%%

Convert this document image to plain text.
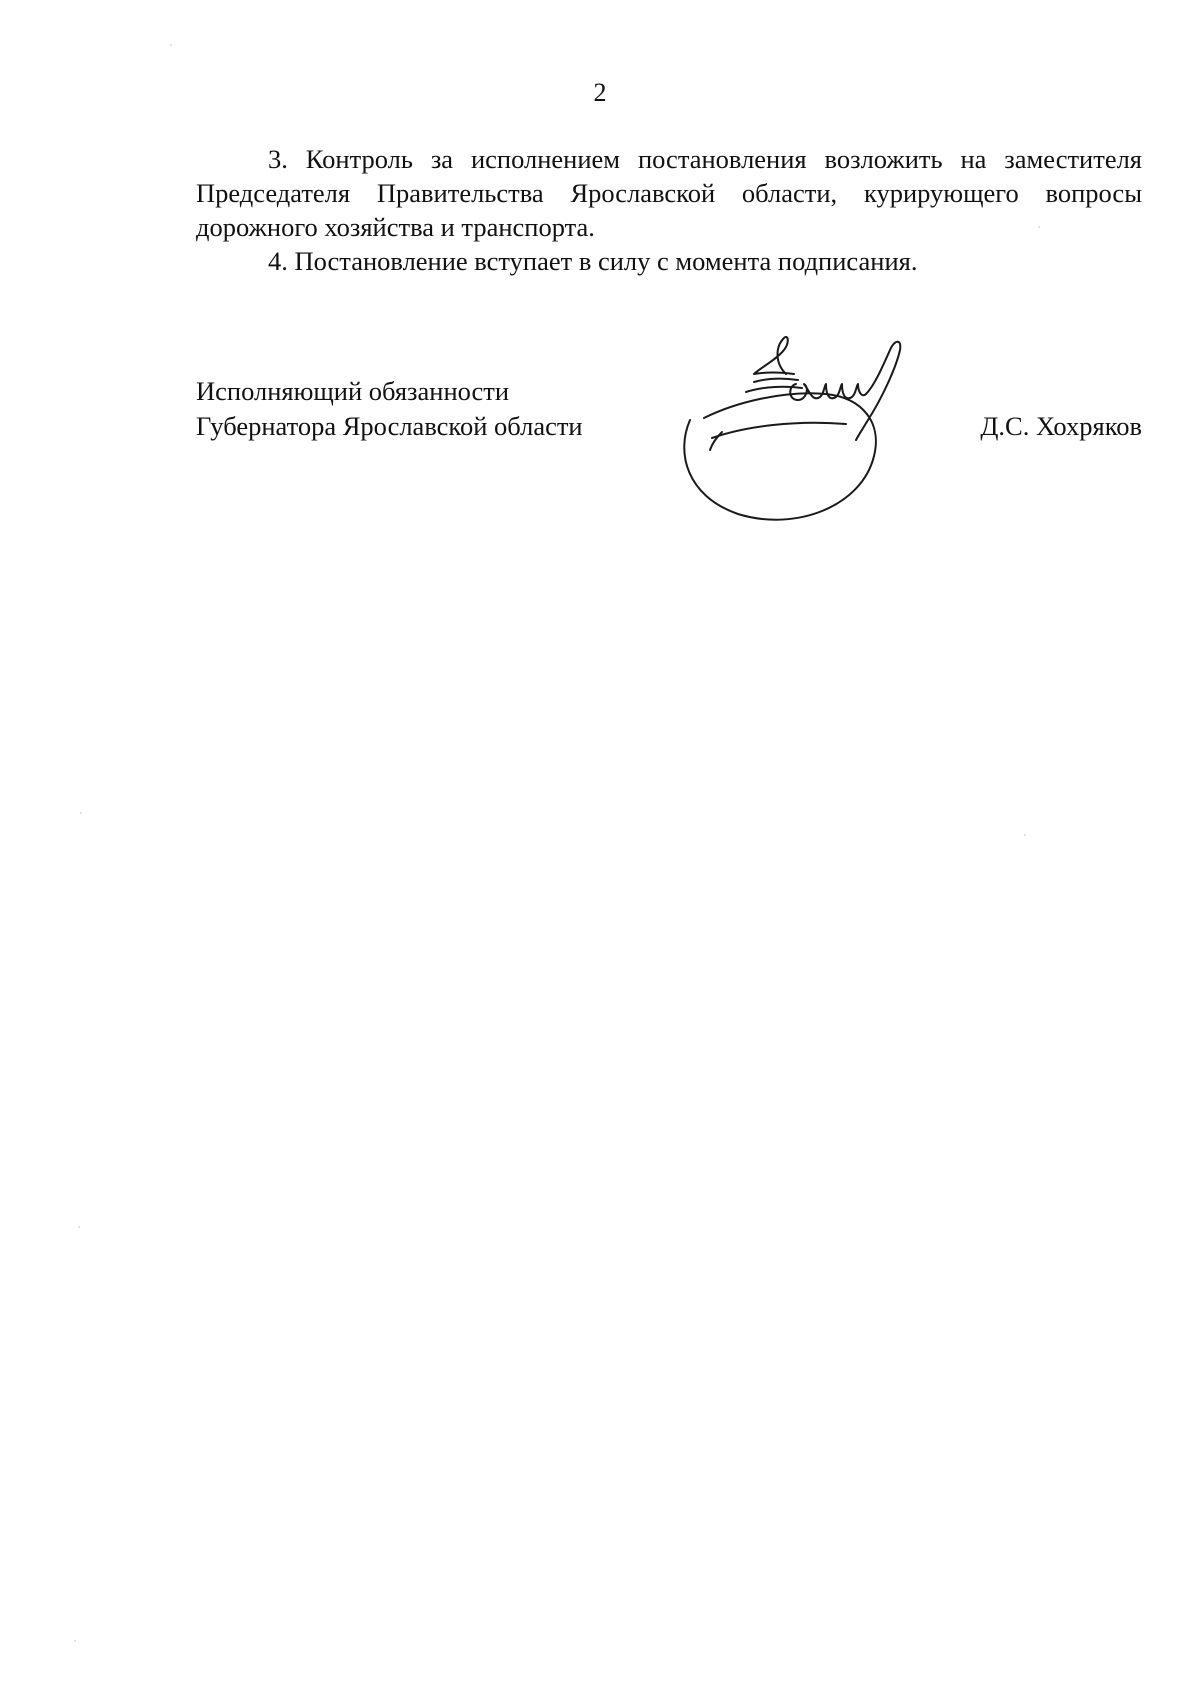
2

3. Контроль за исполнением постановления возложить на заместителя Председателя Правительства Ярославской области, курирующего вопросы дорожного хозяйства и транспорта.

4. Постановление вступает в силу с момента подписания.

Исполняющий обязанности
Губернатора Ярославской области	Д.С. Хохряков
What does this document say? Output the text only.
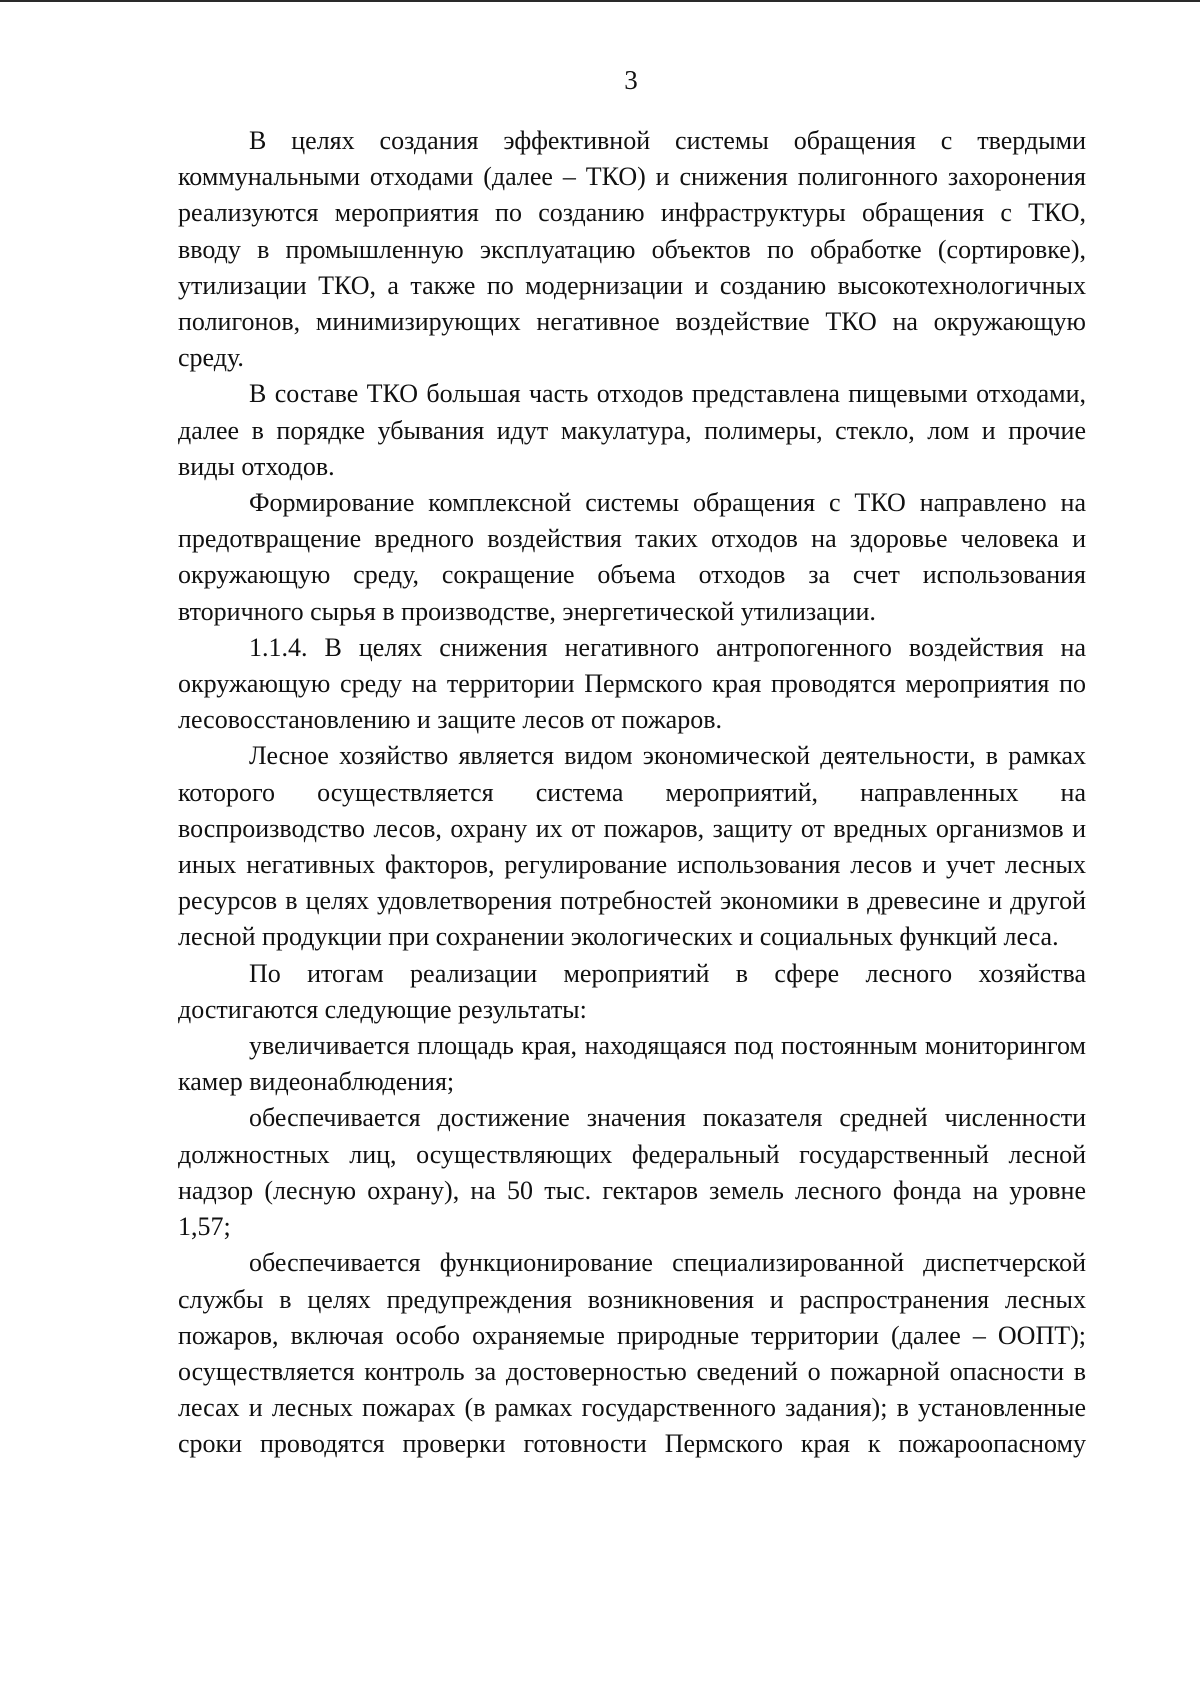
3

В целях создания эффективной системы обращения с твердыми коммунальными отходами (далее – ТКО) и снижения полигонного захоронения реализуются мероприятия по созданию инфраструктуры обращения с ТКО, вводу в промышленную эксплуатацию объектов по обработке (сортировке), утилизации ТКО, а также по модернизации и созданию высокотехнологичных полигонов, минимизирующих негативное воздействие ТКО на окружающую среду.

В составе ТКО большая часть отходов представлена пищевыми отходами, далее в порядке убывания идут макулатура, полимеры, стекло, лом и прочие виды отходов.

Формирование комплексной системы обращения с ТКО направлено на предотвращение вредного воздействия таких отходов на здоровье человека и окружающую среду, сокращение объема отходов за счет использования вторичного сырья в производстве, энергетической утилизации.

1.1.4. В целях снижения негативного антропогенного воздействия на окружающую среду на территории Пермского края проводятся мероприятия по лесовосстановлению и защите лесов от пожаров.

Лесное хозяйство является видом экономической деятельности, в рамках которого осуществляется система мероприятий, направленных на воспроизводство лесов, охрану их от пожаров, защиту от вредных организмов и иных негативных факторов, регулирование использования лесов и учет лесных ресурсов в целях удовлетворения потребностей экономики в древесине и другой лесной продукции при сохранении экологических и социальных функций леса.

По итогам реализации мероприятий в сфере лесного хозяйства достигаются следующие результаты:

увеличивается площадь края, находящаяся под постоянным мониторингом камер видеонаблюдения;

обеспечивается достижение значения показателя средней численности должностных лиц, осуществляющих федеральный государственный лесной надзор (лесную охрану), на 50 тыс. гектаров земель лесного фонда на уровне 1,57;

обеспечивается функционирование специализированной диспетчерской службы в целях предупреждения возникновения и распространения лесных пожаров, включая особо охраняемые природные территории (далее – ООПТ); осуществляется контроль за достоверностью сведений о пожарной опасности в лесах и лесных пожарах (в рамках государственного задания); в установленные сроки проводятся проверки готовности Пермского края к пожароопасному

%%
%%

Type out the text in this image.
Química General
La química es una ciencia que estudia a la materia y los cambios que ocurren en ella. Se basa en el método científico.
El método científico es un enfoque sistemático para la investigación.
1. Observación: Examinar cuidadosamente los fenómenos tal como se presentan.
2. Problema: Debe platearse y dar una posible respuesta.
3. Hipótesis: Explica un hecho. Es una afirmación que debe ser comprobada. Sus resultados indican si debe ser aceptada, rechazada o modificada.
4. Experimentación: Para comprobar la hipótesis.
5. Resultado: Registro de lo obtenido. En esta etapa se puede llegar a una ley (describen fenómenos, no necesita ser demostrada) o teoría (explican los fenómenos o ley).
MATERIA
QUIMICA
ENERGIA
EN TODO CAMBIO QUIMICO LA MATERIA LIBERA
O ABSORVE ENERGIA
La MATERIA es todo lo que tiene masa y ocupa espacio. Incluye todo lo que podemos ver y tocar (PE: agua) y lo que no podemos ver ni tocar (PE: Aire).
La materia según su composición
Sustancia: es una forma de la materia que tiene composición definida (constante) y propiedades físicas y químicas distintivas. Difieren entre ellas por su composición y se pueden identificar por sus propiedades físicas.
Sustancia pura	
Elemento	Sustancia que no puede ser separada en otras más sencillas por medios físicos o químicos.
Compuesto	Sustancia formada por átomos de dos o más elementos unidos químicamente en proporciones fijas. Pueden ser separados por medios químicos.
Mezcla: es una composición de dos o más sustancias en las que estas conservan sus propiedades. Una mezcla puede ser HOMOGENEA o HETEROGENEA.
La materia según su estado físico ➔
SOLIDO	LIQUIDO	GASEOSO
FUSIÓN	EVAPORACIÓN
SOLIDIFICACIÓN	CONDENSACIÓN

%%

### WHAT NEEDS TO BE DONE
State the number of lines in the data that include the string "далее", and add nothing else.

### TASK ANSWER
3